* **TASK STATEMENT**
Set down each line of the data below exactly as it stands, dropping the pictures.
## BEGIN THE DATA
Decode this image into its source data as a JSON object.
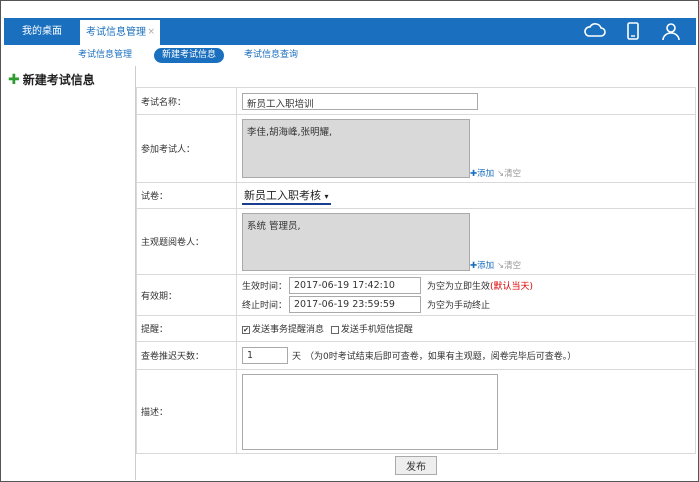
{
  "tabs": {
    "home": "我的桌面",
    "active": "考试信息管理",
    "close": "×"
  },
  "subnav": {
    "items": [
      "考试信息管理",
      "新建考试信息",
      "考试信息查询"
    ]
  },
  "page_title": "新建考试信息",
  "form": {
    "name_label": "考试名称：",
    "name_value": "新员工入职培训",
    "participants_label": "参加考试人：",
    "participants_value": "李佳,胡海峰,张明耀,",
    "add": "添加",
    "clear": "清空",
    "paper_label": "试卷：",
    "paper_value": "新员工入职考核",
    "paper_arrow": "▾",
    "reviewer_label": "主观题阅卷人：",
    "reviewer_value": "系统 管理员,",
    "period_label": "有效期：",
    "start_label": "生效时间：",
    "start_value": "2017-06-19 17:42:10",
    "start_hint": "为空为立即生效",
    "start_hint_red": "(默认当天)",
    "end_label": "终止时间：",
    "end_value": "2017-06-19 23:59:59",
    "end_hint": "为空为手动终止",
    "remind_label": "提醒：",
    "remind_opt1": "发送事务提醒消息",
    "remind_opt2": "发送手机短信提醒",
    "delay_label": "查卷推迟天数：",
    "delay_value": "1",
    "delay_unit": "天",
    "delay_hint": "（为0时考试结束后即可查卷，如果有主观题，阅卷完毕后可查卷。）",
    "desc_label": "描述：",
    "submit": "发布"
  }
}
## END THE DATA
* **SOLUTION FOR THIS PROBLEM**
Decode this image into its source data as a JSON object.
{
  "tabs": {
    "home": "我的桌面",
    "active": "考试信息管理",
    "close": "×"
  },
  "subnav": {
    "items": [
      "考试信息管理",
      "新建考试信息",
      "考试信息查询"
    ]
  },
  "page_title": "新建考试信息",
  "form": {
    "name_label": "考试名称：",
    "name_value": "新员工入职培训",
    "participants_label": "参加考试人：",
    "participants_value": "李佳,胡海峰,张明耀,",
    "add": "添加",
    "clear": "清空",
    "paper_label": "试卷：",
    "paper_value": "新员工入职考核",
    "paper_arrow": "▾",
    "reviewer_label": "主观题阅卷人：",
    "reviewer_value": "系统 管理员,",
    "period_label": "有效期：",
    "start_label": "生效时间：",
    "start_value": "2017-06-19 17:42:10",
    "start_hint": "为空为立即生效",
    "start_hint_red": "(默认当天)",
    "end_label": "终止时间：",
    "end_value": "2017-06-19 23:59:59",
    "end_hint": "为空为手动终止",
    "remind_label": "提醒：",
    "remind_opt1": "发送事务提醒消息",
    "remind_opt2": "发送手机短信提醒",
    "delay_label": "查卷推迟天数：",
    "delay_value": "1",
    "delay_unit": "天",
    "delay_hint": "（为0时考试结束后即可查卷，如果有主观题，阅卷完毕后可查卷。）",
    "desc_label": "描述：",
    "submit": "发布"
  }
}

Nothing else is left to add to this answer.